__WHAT NEEDS TO BE DONE__
In the following material, identify every line holding the string "this" and return it.

▼

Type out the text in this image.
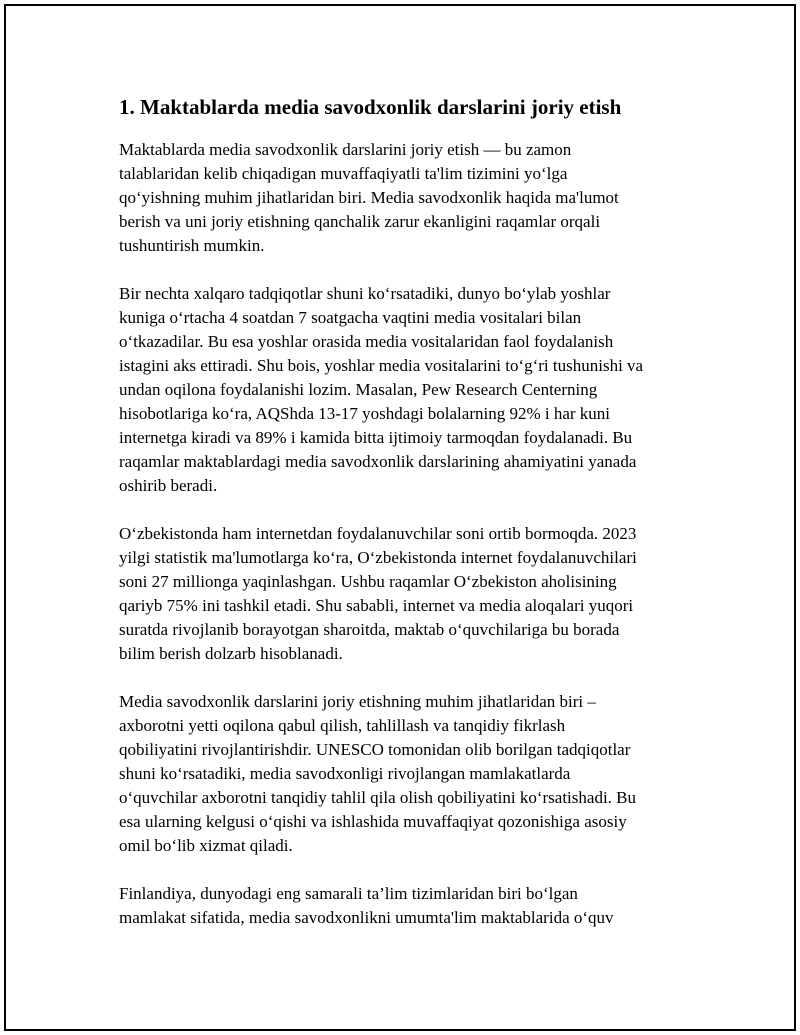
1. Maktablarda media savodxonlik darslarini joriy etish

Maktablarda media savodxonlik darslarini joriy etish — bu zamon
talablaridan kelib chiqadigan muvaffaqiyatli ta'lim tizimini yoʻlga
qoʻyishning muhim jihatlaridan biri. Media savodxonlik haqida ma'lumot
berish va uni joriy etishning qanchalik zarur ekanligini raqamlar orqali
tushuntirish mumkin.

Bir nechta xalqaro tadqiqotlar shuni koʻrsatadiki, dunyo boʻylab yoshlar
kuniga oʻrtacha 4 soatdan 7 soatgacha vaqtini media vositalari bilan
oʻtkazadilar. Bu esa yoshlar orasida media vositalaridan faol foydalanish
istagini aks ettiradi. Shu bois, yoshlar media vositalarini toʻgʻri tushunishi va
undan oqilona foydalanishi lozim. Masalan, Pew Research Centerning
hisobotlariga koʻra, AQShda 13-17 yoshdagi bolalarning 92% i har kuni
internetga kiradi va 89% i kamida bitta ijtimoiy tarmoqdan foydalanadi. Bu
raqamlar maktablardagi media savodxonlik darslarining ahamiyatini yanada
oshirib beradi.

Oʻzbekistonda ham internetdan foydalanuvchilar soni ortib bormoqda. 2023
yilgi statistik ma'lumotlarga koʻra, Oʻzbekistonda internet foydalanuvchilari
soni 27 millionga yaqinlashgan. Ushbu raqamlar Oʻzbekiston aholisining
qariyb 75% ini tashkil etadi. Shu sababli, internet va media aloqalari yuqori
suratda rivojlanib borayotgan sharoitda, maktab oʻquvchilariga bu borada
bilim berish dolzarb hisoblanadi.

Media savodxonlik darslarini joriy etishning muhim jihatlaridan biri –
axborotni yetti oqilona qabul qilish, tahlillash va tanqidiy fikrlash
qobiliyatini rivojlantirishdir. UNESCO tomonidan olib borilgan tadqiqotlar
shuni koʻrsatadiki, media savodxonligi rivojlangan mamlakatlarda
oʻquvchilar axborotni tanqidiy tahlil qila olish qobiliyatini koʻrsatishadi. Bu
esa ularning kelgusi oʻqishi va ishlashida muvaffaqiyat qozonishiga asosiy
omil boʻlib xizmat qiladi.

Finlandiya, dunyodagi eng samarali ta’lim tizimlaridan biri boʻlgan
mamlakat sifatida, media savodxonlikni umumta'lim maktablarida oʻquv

▲
▼

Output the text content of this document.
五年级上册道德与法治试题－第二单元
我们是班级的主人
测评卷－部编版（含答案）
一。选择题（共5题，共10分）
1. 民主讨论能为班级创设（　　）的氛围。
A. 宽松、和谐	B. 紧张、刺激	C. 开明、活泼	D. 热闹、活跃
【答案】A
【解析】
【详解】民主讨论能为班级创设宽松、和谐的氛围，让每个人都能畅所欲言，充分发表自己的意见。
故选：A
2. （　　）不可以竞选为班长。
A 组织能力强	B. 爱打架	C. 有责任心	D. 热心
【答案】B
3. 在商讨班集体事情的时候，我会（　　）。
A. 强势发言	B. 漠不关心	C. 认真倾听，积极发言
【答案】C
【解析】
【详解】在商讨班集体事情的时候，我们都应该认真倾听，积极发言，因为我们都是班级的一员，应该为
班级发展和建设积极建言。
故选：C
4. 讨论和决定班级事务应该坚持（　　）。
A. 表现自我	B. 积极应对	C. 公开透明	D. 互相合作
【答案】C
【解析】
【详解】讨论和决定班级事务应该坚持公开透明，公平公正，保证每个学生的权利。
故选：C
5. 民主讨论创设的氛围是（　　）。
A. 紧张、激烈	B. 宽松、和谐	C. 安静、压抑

▲
▼

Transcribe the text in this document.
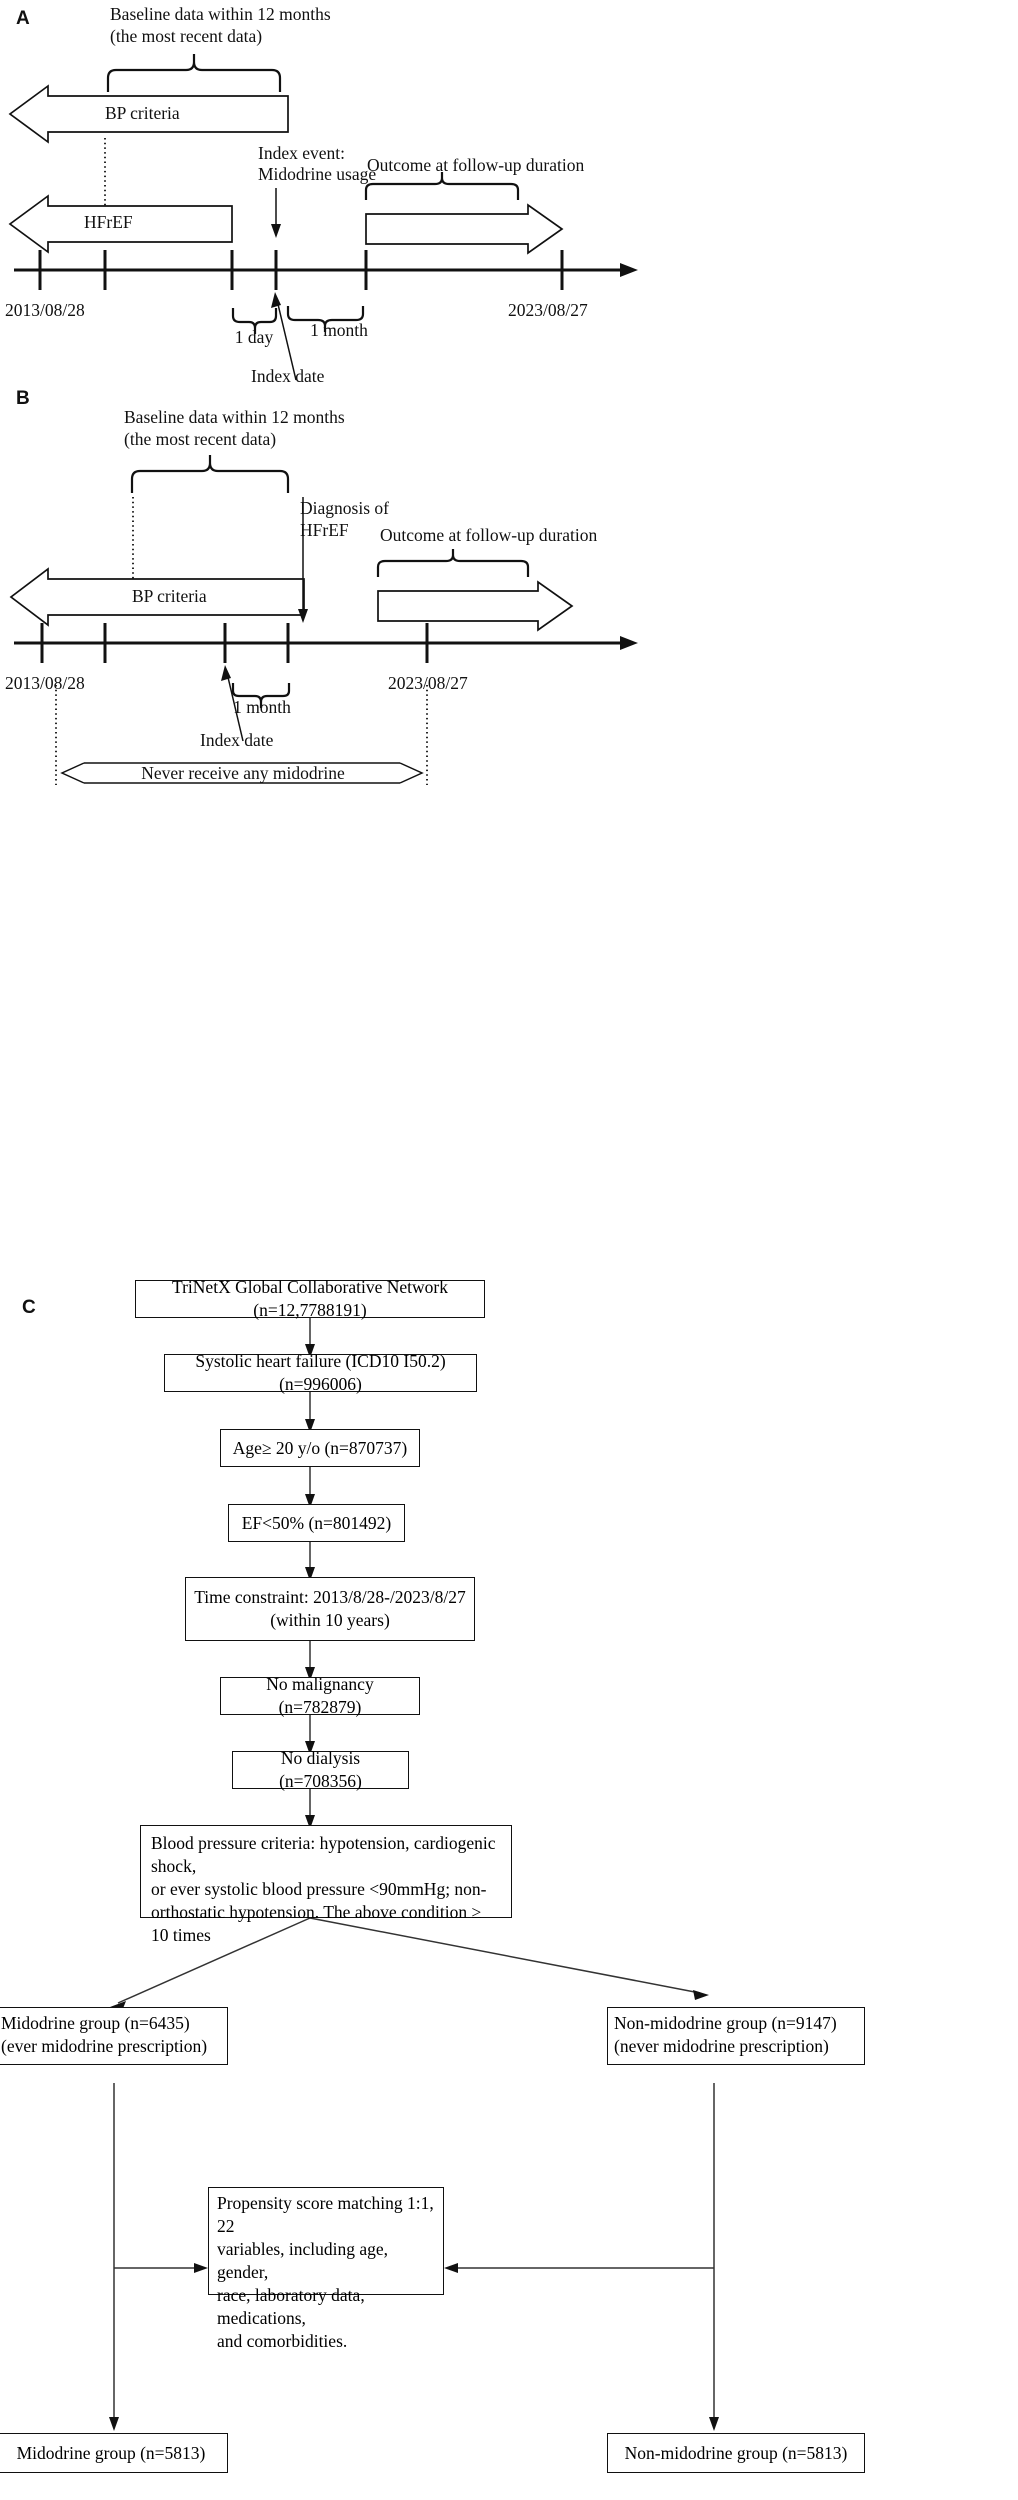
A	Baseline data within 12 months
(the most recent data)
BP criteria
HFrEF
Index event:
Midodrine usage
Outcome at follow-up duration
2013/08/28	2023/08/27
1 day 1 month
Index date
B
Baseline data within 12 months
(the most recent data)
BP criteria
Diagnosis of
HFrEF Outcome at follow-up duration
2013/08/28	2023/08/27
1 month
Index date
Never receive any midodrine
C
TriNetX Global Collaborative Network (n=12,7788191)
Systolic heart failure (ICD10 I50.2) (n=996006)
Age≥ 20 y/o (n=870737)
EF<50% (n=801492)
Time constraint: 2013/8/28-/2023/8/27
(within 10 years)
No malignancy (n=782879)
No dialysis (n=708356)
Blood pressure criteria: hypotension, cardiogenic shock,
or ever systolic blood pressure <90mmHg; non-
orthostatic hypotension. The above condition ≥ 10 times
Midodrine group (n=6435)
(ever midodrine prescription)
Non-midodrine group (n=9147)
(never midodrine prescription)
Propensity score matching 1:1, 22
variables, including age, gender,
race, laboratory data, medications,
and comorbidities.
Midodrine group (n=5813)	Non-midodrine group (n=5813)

▲

__COMPLETE ANSWER__
Type out the text in this image.
Output the text content of this document.
Transcribe the text in this document.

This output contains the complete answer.